WHAT YOU WILL DO =
Extract the text of each entry below exactly, leaving every image behind.

AVAILABLE DATA =
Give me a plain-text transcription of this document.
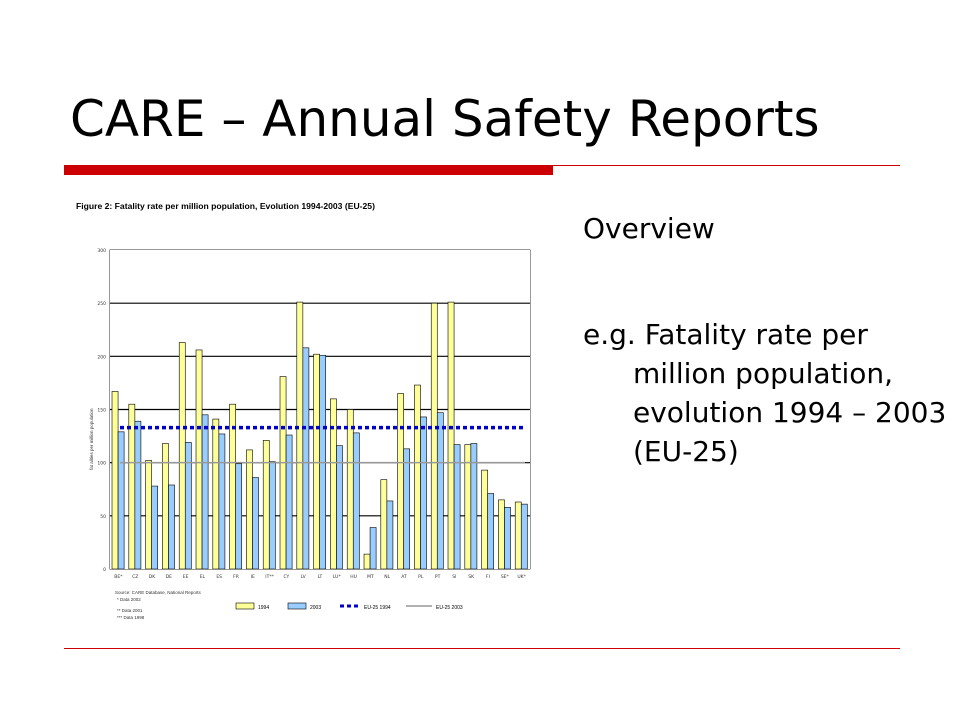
CARE – Annual Safety Reports
Overview
e.g. Fatality rate per million population, evolution 1994 – 2003 (EU-25)
Figure 2: Fatality rate per million population, Evolution 1994-2003 (EU-25)
0
50
100
150
200
250
300
fat alities per million population
BE* CZ DK DE EE	EL	ES FR	IE IT** CY	LV	LT LU* HU MT NL AT	PL	PT	SI	SK	FI SE* UK*
Source: CARE Database, National Reports
* Data 2002
** Data 2001
*** Data 1998
1994	2003	EU-25 1994	EU-25 2003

RESPONSE FOR THIS EXERCISE =
Give me a plain-text transcription of this document.
CARE – Annual Safety Reports
Overview
e.g. Fatality rate per million population, evolution 1994 – 2003 (EU-25)
Figure 2: Fatality rate per million population, Evolution 1994-2003 (EU-25)
0
50
100
150
200
250
300
fat alities per million population
BE* CZ DK DE EE	EL	ES FR	IE IT** CY	LV	LT LU* HU MT NL AT	PL	PT	SI	SK	FI SE* UK*
Source: CARE Database, National Reports
* Data 2002
** Data 2001
*** Data 1998
1994	2003	EU-25 1994	EU-25 2003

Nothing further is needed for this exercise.